▶ **Your task**: Copy every line of the records below verbatim, and leave the pictures out of your answer.

====

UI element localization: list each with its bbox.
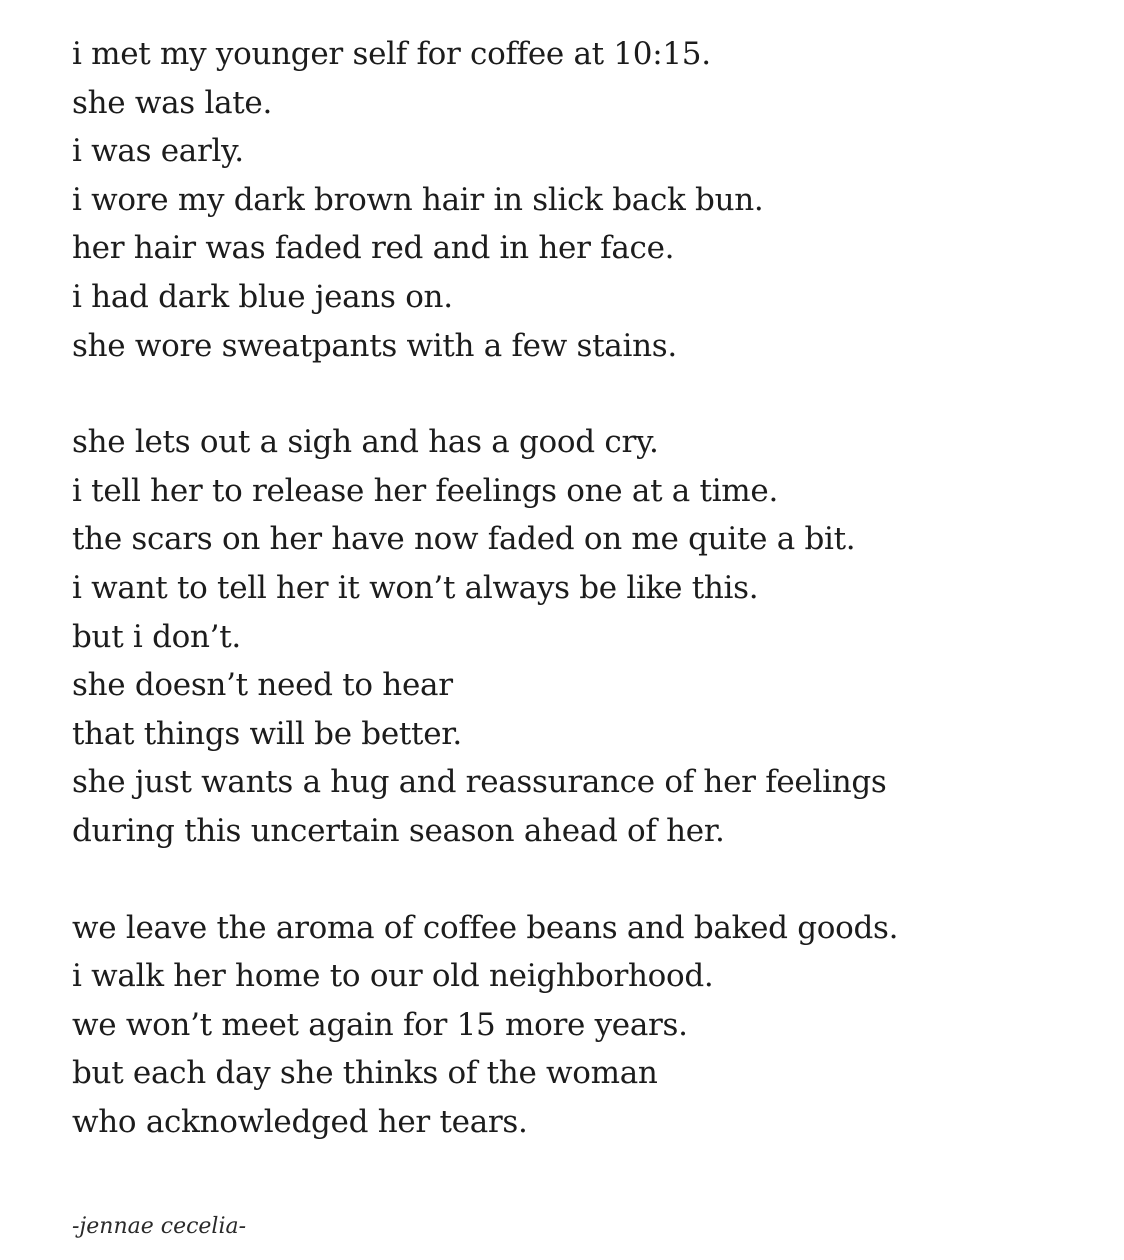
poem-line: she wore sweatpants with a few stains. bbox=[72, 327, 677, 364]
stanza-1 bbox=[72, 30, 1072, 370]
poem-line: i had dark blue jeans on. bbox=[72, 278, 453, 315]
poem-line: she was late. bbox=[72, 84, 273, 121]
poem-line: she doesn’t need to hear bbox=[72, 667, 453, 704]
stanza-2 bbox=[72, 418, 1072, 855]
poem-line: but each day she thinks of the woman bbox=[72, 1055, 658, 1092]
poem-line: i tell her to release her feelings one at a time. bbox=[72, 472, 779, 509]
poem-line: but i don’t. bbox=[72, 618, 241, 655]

====

▶ **Full answer**:
UI element localization: list each with its bbox.
poem-line: she wore sweatpants with a few stains. bbox=[72, 327, 677, 364]
stanza-1 bbox=[72, 30, 1072, 370]
poem-line: i had dark blue jeans on. bbox=[72, 278, 453, 315]
poem-line: she was late. bbox=[72, 84, 273, 121]
poem-line: she doesn’t need to hear bbox=[72, 667, 453, 704]
stanza-2 bbox=[72, 418, 1072, 855]
poem-line: but each day she thinks of the woman bbox=[72, 1055, 658, 1092]
poem-line: i tell her to release her feelings one at a time. bbox=[72, 472, 779, 509]
poem-line: but i don’t. bbox=[72, 618, 241, 655]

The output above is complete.